═══ Source data
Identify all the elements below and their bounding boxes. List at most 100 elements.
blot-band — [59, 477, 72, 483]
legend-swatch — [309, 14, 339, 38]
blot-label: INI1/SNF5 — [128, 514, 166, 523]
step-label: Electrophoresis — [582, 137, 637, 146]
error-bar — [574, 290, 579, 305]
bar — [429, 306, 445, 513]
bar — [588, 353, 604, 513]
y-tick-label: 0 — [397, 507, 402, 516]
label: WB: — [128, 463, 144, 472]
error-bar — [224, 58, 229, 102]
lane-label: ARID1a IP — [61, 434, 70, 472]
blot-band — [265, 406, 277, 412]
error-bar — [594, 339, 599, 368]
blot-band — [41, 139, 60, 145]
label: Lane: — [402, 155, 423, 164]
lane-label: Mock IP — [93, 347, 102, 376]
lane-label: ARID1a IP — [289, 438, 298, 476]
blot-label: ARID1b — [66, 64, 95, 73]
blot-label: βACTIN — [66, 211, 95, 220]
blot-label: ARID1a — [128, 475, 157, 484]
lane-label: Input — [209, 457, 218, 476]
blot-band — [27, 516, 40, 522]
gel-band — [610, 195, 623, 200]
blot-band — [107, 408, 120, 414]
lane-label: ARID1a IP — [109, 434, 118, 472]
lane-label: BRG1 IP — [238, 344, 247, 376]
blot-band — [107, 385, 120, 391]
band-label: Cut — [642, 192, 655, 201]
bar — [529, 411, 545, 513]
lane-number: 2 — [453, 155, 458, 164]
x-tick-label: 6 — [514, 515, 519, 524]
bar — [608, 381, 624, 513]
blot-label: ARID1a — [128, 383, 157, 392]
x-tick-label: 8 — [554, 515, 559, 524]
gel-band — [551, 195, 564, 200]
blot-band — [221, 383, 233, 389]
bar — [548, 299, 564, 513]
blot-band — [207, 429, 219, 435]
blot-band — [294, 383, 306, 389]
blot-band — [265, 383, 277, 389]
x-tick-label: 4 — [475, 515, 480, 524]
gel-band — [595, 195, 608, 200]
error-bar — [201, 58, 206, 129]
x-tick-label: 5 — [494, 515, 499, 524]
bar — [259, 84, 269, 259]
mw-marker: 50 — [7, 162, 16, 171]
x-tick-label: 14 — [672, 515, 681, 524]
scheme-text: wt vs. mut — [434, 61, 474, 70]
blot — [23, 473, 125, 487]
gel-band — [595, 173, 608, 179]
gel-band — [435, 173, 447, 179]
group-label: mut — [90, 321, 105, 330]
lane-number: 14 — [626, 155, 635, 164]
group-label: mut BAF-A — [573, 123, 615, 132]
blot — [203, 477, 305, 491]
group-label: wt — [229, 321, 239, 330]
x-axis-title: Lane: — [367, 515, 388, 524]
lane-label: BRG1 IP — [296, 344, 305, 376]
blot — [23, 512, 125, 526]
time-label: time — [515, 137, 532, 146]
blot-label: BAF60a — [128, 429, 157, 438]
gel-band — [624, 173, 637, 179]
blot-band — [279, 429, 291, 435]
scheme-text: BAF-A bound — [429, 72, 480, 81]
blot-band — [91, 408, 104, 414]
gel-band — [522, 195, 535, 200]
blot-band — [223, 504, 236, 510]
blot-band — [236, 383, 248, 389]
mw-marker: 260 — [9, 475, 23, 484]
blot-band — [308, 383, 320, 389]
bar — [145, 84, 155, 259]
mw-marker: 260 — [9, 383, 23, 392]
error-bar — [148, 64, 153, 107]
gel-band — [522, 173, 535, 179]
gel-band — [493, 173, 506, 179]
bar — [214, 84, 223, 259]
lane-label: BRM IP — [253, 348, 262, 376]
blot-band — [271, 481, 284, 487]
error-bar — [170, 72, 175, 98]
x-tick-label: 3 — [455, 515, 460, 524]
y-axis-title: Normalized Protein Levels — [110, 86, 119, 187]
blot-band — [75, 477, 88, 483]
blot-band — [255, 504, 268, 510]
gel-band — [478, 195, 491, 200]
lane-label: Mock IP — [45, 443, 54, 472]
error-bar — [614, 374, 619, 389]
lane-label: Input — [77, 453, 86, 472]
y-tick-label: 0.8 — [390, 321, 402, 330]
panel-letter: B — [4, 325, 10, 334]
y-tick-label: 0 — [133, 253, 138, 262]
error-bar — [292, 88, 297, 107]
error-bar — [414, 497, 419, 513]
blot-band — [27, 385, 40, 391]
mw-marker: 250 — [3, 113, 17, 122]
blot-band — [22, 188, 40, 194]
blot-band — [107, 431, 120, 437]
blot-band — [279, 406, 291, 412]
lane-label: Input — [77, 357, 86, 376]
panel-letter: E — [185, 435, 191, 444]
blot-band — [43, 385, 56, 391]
══════
Look through the entries and give the number of lines containing the word "scheme". Add nothing else.

2